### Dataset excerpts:
++++++++
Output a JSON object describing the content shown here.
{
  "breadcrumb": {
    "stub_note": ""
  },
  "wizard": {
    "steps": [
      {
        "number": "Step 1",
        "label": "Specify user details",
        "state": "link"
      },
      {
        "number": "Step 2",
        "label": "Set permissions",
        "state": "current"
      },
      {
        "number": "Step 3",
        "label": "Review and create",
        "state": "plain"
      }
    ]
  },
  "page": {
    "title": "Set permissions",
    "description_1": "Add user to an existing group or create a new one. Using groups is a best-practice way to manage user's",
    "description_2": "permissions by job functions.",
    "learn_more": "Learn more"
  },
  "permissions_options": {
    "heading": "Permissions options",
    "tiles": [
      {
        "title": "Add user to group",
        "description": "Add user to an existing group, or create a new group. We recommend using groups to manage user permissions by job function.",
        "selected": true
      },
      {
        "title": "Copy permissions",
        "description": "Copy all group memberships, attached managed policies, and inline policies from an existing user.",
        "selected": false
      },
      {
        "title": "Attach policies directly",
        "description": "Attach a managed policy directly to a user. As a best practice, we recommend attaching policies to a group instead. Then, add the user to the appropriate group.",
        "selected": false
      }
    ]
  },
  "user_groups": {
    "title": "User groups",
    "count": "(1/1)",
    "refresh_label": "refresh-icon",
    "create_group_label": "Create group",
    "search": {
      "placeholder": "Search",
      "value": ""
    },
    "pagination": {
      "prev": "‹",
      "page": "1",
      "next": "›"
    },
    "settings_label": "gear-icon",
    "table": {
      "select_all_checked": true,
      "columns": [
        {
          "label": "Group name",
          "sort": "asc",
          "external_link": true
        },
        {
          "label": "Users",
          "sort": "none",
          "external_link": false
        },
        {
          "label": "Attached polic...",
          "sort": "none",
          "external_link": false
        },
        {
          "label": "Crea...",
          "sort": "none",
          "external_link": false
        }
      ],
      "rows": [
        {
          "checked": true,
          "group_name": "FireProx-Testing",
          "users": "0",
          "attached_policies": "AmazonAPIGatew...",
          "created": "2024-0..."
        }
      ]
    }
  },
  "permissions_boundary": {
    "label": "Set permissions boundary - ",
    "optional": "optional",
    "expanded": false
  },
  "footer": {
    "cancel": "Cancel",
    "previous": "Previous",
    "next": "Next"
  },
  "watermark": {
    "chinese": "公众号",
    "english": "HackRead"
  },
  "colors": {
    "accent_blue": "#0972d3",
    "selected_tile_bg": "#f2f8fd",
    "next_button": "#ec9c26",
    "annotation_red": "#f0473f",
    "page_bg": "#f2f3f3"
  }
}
++++++++
### SHORT EXERCISE:
Select every line in the records above that contains the word "true".

### EXPECTED ANSWER:
        "selected": true
      "select_all_checked": true,
          "external_link": true
          "checked": true,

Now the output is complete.